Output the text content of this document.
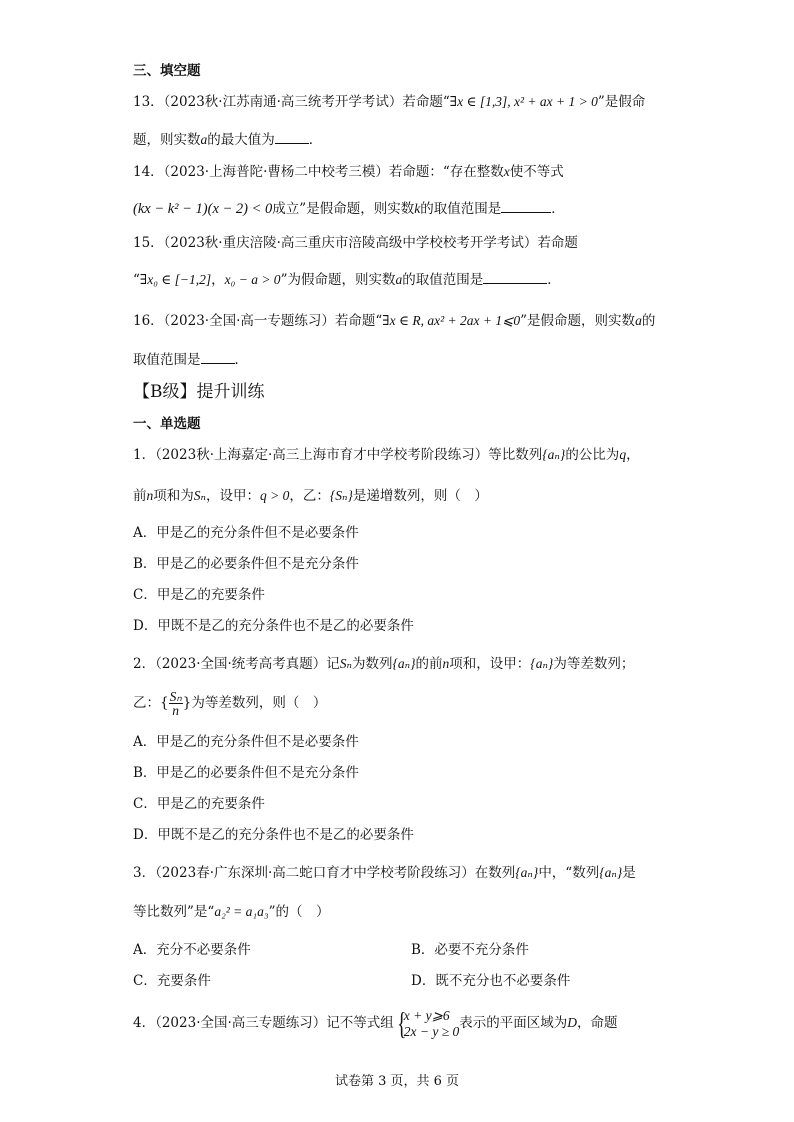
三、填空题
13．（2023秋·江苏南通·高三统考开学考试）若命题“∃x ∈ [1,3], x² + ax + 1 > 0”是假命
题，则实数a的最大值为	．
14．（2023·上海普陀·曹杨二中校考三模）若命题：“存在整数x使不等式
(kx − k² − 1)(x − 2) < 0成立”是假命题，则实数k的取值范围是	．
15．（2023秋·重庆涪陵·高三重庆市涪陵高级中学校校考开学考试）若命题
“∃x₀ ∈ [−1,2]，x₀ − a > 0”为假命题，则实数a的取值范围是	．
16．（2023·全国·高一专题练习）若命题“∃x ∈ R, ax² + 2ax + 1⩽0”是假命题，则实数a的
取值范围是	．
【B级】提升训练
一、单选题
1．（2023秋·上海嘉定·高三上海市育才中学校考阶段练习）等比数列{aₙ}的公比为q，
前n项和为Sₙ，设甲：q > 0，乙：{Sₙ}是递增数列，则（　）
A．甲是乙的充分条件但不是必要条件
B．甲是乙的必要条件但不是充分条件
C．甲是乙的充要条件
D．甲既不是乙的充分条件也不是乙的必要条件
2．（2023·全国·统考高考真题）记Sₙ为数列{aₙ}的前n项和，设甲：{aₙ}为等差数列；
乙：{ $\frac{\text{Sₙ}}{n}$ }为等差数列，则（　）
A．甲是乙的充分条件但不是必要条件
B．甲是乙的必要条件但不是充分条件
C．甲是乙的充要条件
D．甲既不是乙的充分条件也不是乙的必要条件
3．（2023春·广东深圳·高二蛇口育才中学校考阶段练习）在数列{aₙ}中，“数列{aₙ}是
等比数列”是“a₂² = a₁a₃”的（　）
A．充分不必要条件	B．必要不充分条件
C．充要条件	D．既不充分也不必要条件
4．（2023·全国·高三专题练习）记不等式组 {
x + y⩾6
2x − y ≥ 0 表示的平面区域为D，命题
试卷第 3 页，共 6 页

> What the task asks: Show each line of the listing that holds the string "是假命题".

> Output:
(kx − k² − 1)(x − 2) < 0成立”是假命题，则实数k的取值范围是	．
16．（2023·全国·高一专题练习）若命题“∃x ∈ R, ax² + 2ax + 1⩽0”是假命题，则实数a的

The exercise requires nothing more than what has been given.